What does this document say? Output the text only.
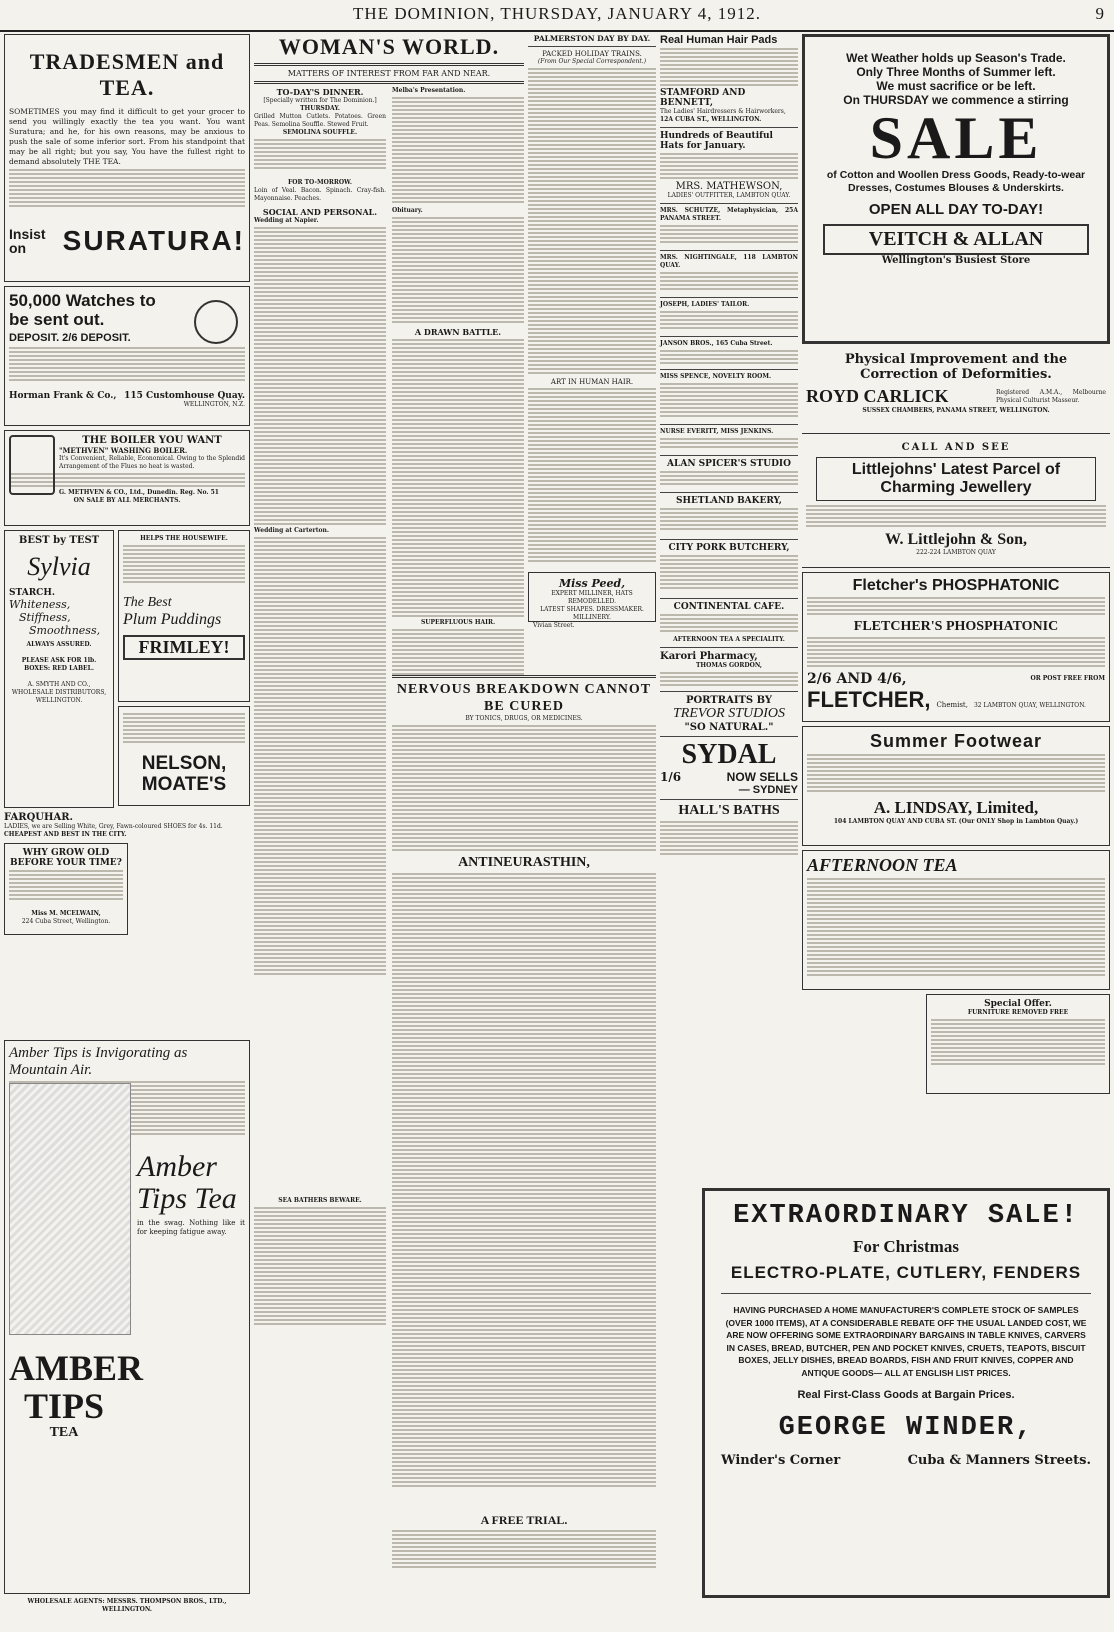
THE DOMINION, THURSDAY, JANUARY 4, 1912.	9
TRADESMEN and TEA.
SOMETIMES you may find it difficult to get your grocer to send you willingly exactly the tea you want. You want Suratura; and he, for his own reasons, may be anxious to push the sale of some inferior sort. From his standpoint that may be all right; but you say, You have the fullest right to demand absolutely THE TEA.
Insist on	SURATURA!
50,000 Watches to be sent out.
DEPOSIT. 2/6 DEPOSIT.
Horman Frank & Co., 115 Customhouse Quay.
WELLINGTON, N.Z.
THE BOILER YOU WANT
"METHVEN" WASHING BOILER.
It's Convenient, Reliable, Economical. Owing to the Splendid Arrangement of the Flues no heat is wasted.
G. METHVEN & CO., Ltd., Dunedin. Reg. No. 51
ON SALE BY ALL MERCHANTS.
BEST by TEST
Sylvia
STARCH.
Whiteness,
Stiffness,
Smoothness,
ALWAYS ASSURED.
PLEASE ASK FOR 1lb. BOXES: RED LABEL.
A. SMYTH AND CO., WHOLESALE DISTRIBUTORS, WELLINGTON.
HELPS THE HOUSEWIFE.
The Best
Plum Puddings
FRIMLEY!
NELSON, MOATE'S
FARQUHAR.
LADIES, we are Selling White, Grey, Fawn-coloured SHOES for 4s. 11d.
CHEAPEST AND BEST IN THE CITY.
WHY GROW OLD BEFORE YOUR TIME?
Miss M. MCELWAIN,
224 Cuba Street, Wellington.
Amber Tips is Invigorating as Mountain Air.
Amber Tips Tea
in the swag. Nothing like it for keeping fatigue away.
AMBER TIPS
TEA
WHOLESALE AGENTS: MESSRS. THOMPSON BROS., LTD., WELLINGTON.
WOMAN'S WORLD.
MATTERS OF INTEREST FROM FAR AND NEAR.
TO-DAY'S DINNER.
[Specially written for The Dominion.]
THURSDAY.
Grilled Mutton Cutlets. Potatoes. Green Peas. Semolina Souffle. Stewed Fruit.
SEMOLINA SOUFFLE.
FOR TO-MORROW.
Loin of Veal. Bacon. Spinach. Cray-fish. Mayonnaise. Peaches.
SOCIAL AND PERSONAL.
Wedding at Napier.
Wedding at Carterton.
SEA BATHERS BEWARE.
Melba's Presentation.
Obituary.
A DRAWN BATTLE.
SUPERFLUOUS HAIR.
PALMERSTON DAY BY DAY.
PACKED HOLIDAY TRAINS.
(From Our Special Correspondent.)
ART IN HUMAN HAIR.
Miss Peed,
EXPERT MILLINER, HATS REMODELLED.
LATEST SHAPES. DRESSMAKER. MILLINERY.
Vivian Street.
NERVOUS BREAKDOWN CANNOT BE CURED
BY TONICS, DRUGS, OR MEDICINES.
ANTINEURASTHIN,
A FREE TRIAL.
Real Human Hair Pads
STAMFORD AND BENNETT,
The Ladies' Hairdressers & Hairworkers,
12A CUBA ST., WELLINGTON.
Hundreds of Beautiful Hats for January.
MRS. MATHEWSON,
LADIES' OUTFITTER, LAMBTON QUAY.
MRS. SCHUTZE, Metaphysician, 25A PANAMA STREET.
MRS. NIGHTINGALE, 118 LAMBTON QUAY.
JOSEPH, LADIES' TAILOR.
JANSON BROS., 165 Cuba Street.
MISS SPENCE, NOVELTY ROOM.
NURSE EVERITT, MISS JENKINS.
ALAN SPICER'S STUDIO
SHETLAND BAKERY,
CITY PORK BUTCHERY,
CONTINENTAL CAFE.
AFTERNOON TEA A SPECIALITY.
Karori Pharmacy,
THOMAS GORDON,
PORTRAITS BY
TREVOR STUDIOS
"SO NATURAL."
SYDAL
1/6	NOW SELLS
— SYDNEY
HALL'S BATHS
Wet Weather holds up Season's Trade.
Only Three Months of Summer left.
We must sacrifice or be left.
On THURSDAY we commence a stirring
SALE
of Cotton and Woollen Dress Goods, Ready-to-wear Dresses, Costumes Blouses & Underskirts.
OPEN ALL DAY TO-DAY!
VEITCH & ALLAN
Wellington's Busiest Store
Physical Improvement and the Correction of Deformities.
ROYD CARLICK	Registered A.M.A., Melbourne Physical Culturist Masseur.
SUSSEX CHAMBERS, PANAMA STREET, WELLINGTON.
CALL AND SEE
Littlejohns' Latest Parcel of Charming Jewellery
W. Littlejohn & Son,
222-224 LAMBTON QUAY
Fletcher's PHOSPHATONIC
FLETCHER'S PHOSPHATONIC
2/6 AND 4/6,	OR POST FREE FROM
FLETCHER, Chemist, 32 LAMBTON QUAY, WELLINGTON.
Summer Footwear
A. LINDSAY, Limited,
104 LAMBTON QUAY AND CUBA ST. (Our ONLY Shop in Lambton Quay.)
AFTERNOON TEA
Special Offer.
FURNITURE REMOVED FREE
EXTRAORDINARY SALE!
For Christmas
ELECTRO-PLATE, CUTLERY, FENDERS
HAVING PURCHASED A HOME MANUFACTURER'S COMPLETE STOCK OF SAMPLES (OVER 1000 ITEMS), AT A CONSIDERABLE REBATE OFF THE USUAL LANDED COST, WE ARE NOW OFFERING SOME EXTRAORDINARY BARGAINS IN TABLE KNIVES, CARVERS IN CASES, BREAD, BUTCHER, PEN AND POCKET KNIVES, CRUETS, TEAPOTS, BISCUIT BOXES, JELLY DISHES, BREAD BOARDS, FISH AND FRUIT KNIVES, COPPER AND ANTIQUE GOODS— ALL AT ENGLISH LIST PRICES.
Real First-Class Goods at Bargain Prices.
GEORGE WINDER,
Winder's Corner	Cuba & Manners Streets.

==*==

Given request. Select from the material above each line in which the string "AFTERNOON" appears, and list those lines.

Task response.
AFTERNOON TEA A SPECIALITY.
AFTERNOON TEA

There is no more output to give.